Set exercise ::
Locate each line with the string "sweet" in the listing below and copy it.

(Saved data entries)
########
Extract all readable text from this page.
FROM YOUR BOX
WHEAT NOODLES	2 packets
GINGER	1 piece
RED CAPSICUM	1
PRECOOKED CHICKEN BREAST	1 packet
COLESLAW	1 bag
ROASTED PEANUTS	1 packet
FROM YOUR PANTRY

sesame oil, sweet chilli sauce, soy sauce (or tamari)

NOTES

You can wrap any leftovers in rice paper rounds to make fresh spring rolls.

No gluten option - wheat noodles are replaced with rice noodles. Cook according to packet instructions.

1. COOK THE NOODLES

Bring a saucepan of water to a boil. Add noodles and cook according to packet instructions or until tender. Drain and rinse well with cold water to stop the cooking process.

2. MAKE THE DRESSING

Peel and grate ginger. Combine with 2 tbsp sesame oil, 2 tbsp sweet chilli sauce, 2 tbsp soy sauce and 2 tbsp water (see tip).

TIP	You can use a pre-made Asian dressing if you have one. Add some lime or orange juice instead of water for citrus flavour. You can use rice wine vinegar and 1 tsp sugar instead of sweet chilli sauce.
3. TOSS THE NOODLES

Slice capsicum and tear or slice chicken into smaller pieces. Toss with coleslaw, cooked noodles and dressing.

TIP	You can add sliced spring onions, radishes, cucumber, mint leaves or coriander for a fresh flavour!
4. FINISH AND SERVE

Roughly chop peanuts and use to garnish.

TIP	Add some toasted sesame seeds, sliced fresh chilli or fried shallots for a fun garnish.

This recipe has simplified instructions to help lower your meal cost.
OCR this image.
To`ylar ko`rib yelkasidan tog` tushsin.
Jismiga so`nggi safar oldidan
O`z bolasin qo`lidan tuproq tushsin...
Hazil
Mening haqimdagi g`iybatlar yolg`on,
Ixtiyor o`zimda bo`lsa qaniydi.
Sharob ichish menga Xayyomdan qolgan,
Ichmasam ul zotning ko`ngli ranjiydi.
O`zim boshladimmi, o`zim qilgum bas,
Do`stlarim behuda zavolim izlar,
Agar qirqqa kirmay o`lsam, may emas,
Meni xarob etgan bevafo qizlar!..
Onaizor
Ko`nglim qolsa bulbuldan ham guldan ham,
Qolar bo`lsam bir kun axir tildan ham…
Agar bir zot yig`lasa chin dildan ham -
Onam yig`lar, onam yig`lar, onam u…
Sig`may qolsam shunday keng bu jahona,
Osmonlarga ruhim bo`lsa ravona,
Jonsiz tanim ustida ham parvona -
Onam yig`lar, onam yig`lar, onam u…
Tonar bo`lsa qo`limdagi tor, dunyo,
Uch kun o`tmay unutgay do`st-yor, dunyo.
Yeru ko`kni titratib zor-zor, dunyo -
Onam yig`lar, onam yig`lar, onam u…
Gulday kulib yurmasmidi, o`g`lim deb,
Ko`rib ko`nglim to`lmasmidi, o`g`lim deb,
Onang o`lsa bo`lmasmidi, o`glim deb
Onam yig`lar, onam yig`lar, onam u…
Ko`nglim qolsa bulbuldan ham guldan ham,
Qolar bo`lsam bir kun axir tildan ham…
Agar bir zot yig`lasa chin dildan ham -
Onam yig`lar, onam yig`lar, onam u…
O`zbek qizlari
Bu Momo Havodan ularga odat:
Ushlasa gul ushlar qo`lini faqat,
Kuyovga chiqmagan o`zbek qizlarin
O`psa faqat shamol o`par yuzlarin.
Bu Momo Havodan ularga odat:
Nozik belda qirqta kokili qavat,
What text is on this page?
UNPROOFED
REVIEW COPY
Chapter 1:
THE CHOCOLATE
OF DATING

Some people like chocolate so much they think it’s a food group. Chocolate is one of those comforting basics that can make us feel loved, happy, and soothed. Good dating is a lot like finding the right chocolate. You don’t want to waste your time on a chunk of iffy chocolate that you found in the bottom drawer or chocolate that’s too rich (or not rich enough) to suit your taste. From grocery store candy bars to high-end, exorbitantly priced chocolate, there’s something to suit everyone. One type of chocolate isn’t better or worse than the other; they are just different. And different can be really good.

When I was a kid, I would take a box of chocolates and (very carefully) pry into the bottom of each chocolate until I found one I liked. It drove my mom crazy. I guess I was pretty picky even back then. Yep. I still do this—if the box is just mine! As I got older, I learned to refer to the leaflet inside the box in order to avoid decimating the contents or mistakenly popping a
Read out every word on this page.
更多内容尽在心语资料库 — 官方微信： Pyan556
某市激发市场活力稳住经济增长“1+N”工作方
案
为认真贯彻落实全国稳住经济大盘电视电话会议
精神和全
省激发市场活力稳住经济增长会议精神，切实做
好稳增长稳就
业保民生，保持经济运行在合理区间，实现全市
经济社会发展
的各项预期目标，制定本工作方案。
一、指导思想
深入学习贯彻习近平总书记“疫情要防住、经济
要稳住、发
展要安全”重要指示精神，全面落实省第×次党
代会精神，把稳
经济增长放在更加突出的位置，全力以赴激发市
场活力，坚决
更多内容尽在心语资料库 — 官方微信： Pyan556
########
Response for this exercise ::
sesame oil, sweet chilli sauce, soy sauce (or tamari)
Peel and grate ginger. Combine with 2 tbsp sesame oil, 2 tbsp sweet chilli sauce, 2 tbsp soy sauce and 2 tbsp water (see tip).
TIP	You can use a pre-made Asian dressing if you have one. Add some lime or orange juice instead of water for citrus flavour. You can use rice wine vinegar and 1 tsp sugar instead of sweet chilli sauce.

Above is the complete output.